YOUR OBJECTIVE
The entries below should be quoted exactly, with no pictures carried over.

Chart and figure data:
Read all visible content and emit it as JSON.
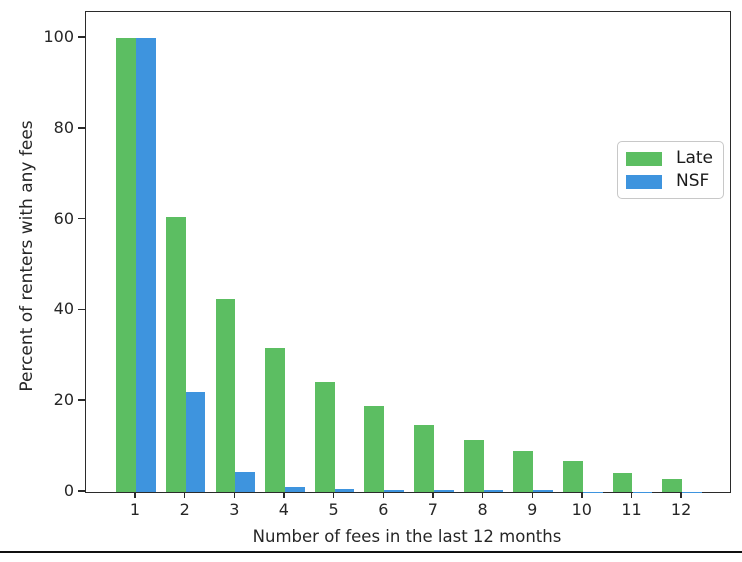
{
  "chart_data": {
    "type": "bar",
    "title": "",
    "xlabel": "Number of fees in the last 12 months",
    "ylabel": "Percent of renters with any fees",
    "categories": [
      "1",
      "2",
      "3",
      "4",
      "5",
      "6",
      "7",
      "8",
      "9",
      "10",
      "11",
      "12"
    ],
    "series": [
      {
        "name": "Late",
        "color": "#5cbe62",
        "values": [
          100,
          60.5,
          42.4,
          31.8,
          24.3,
          18.9,
          14.8,
          11.5,
          9.0,
          6.8,
          4.2,
          2.8
        ]
      },
      {
        "name": "NSF",
        "color": "#3e94de",
        "values": [
          100,
          22.1,
          4.4,
          1.2,
          0.7,
          0.4,
          0.4,
          0.4,
          0.4,
          0.1,
          0.05,
          0.02
        ]
      }
    ],
    "ylim": [
      0,
      105.7
    ],
    "yticks": [
      0,
      20,
      40,
      60,
      80,
      100
    ],
    "grid": false,
    "legend_position": "upper right inside",
    "bar_layout": "grouped"
  }
}
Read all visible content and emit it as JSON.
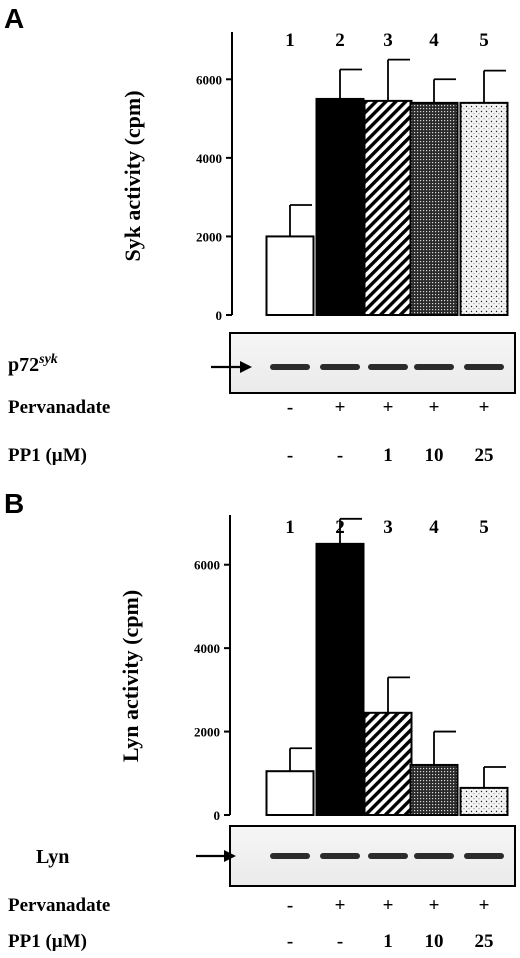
{
  "chart_data": [
    {
      "type": "bar",
      "panel_letter": "A",
      "lane_numbers": [
        "1",
        "2",
        "3",
        "4",
        "5"
      ],
      "categories": [
        "1",
        "2",
        "3",
        "4",
        "5"
      ],
      "values": [
        2000,
        5500,
        5450,
        5400,
        5400
      ],
      "errors": [
        800,
        750,
        1050,
        600,
        820
      ],
      "bar_patterns": [
        "open",
        "solid",
        "diagonal-stripes",
        "dense-dots",
        "sparse-dots"
      ],
      "ylabel": "Syk activity (cpm)",
      "yticks": [
        "0",
        "2000",
        "4000",
        "6000"
      ],
      "ylim": [
        0,
        7000
      ],
      "blot": {
        "label": "p72",
        "label_sup": "syk",
        "arrow": "→"
      },
      "treatments": [
        {
          "label": "Pervanadate",
          "values": [
            "-",
            "+",
            "+",
            "+",
            "+"
          ]
        },
        {
          "label": "PP1 (µM)",
          "values": [
            "-",
            "-",
            "1",
            "10",
            "25"
          ]
        }
      ]
    },
    {
      "type": "bar",
      "panel_letter": "B",
      "lane_numbers": [
        "1",
        "2",
        "3",
        "4",
        "5"
      ],
      "categories": [
        "1",
        "2",
        "3",
        "4",
        "5"
      ],
      "values": [
        1050,
        6500,
        2450,
        1200,
        650
      ],
      "errors": [
        550,
        600,
        850,
        800,
        500
      ],
      "bar_patterns": [
        "open",
        "solid",
        "diagonal-stripes",
        "dense-dots",
        "sparse-dots"
      ],
      "ylabel": "Lyn activity (cpm)",
      "yticks": [
        "0",
        "2000",
        "4000",
        "6000"
      ],
      "ylim": [
        0,
        7000
      ],
      "blot": {
        "label": "Lyn",
        "label_sup": "",
        "arrow": "→"
      },
      "treatments": [
        {
          "label": "Pervanadate",
          "values": [
            "-",
            "+",
            "+",
            "+",
            "+"
          ]
        },
        {
          "label": "PP1 (µM)",
          "values": [
            "-",
            "-",
            "1",
            "10",
            "25"
          ]
        }
      ]
    }
  ]
}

EXPECTED ANSWER
Read all visible content and emit it as JSON.
{
  "chart_data": {
    "type": "bar",
    "title": "",
    "xlabel": "Number of fees in the last 12 months",
    "ylabel": "Percent of renters with any fees",
    "categories": [
      "1",
      "2",
      "3",
      "4",
      "5",
      "6",
      "7",
      "8",
      "9",
      "10",
      "11",
      "12"
    ],
    "series": [
      {
        "name": "Late",
        "color": "#5cbe62",
        "values": [
          100,
          60.5,
          42.4,
          31.8,
          24.3,
          18.9,
          14.8,
          11.5,
          9.0,
          6.8,
          4.2,
          2.8
        ]
      },
      {
        "name": "NSF",
        "color": "#3e94de",
        "values": [
          100,
          22.1,
          4.4,
          1.2,
          0.7,
          0.4,
          0.4,
          0.4,
          0.4,
          0.1,
          0.05,
          0.02
        ]
      }
    ],
    "ylim": [
      0,
      105.7
    ],
    "yticks": [
      0,
      20,
      40,
      60,
      80,
      100
    ],
    "grid": false,
    "legend_position": "upper right inside",
    "bar_layout": "grouped"
  }
}
Read all visible content and emit it as JSON.
{
  "chart_data": [
    {
      "type": "bar",
      "panel_letter": "A",
      "lane_numbers": [
        "1",
        "2",
        "3",
        "4",
        "5"
      ],
      "categories": [
        "1",
        "2",
        "3",
        "4",
        "5"
      ],
      "values": [
        2000,
        5500,
        5450,
        5400,
        5400
      ],
      "errors": [
        800,
        750,
        1050,
        600,
        820
      ],
      "bar_patterns": [
        "open",
        "solid",
        "diagonal-stripes",
        "dense-dots",
        "sparse-dots"
      ],
      "ylabel": "Syk activity (cpm)",
      "yticks": [
        "0",
        "2000",
        "4000",
        "6000"
      ],
      "ylim": [
        0,
        7000
      ],
      "blot": {
        "label": "p72",
        "label_sup": "syk",
        "arrow": "→"
      },
      "treatments": [
        {
          "label": "Pervanadate",
          "values": [
            "-",
            "+",
            "+",
            "+",
            "+"
          ]
        },
        {
          "label": "PP1 (µM)",
          "values": [
            "-",
            "-",
            "1",
            "10",
            "25"
          ]
        }
      ]
    },
    {
      "type": "bar",
      "panel_letter": "B",
      "lane_numbers": [
        "1",
        "2",
        "3",
        "4",
        "5"
      ],
      "categories": [
        "1",
        "2",
        "3",
        "4",
        "5"
      ],
      "values": [
        1050,
        6500,
        2450,
        1200,
        650
      ],
      "errors": [
        550,
        600,
        850,
        800,
        500
      ],
      "bar_patterns": [
        "open",
        "solid",
        "diagonal-stripes",
        "dense-dots",
        "sparse-dots"
      ],
      "ylabel": "Lyn activity (cpm)",
      "yticks": [
        "0",
        "2000",
        "4000",
        "6000"
      ],
      "ylim": [
        0,
        7000
      ],
      "blot": {
        "label": "Lyn",
        "label_sup": "",
        "arrow": "→"
      },
      "treatments": [
        {
          "label": "Pervanadate",
          "values": [
            "-",
            "+",
            "+",
            "+",
            "+"
          ]
        },
        {
          "label": "PP1 (µM)",
          "values": [
            "-",
            "-",
            "1",
            "10",
            "25"
          ]
        }
      ]
    }
  ]
}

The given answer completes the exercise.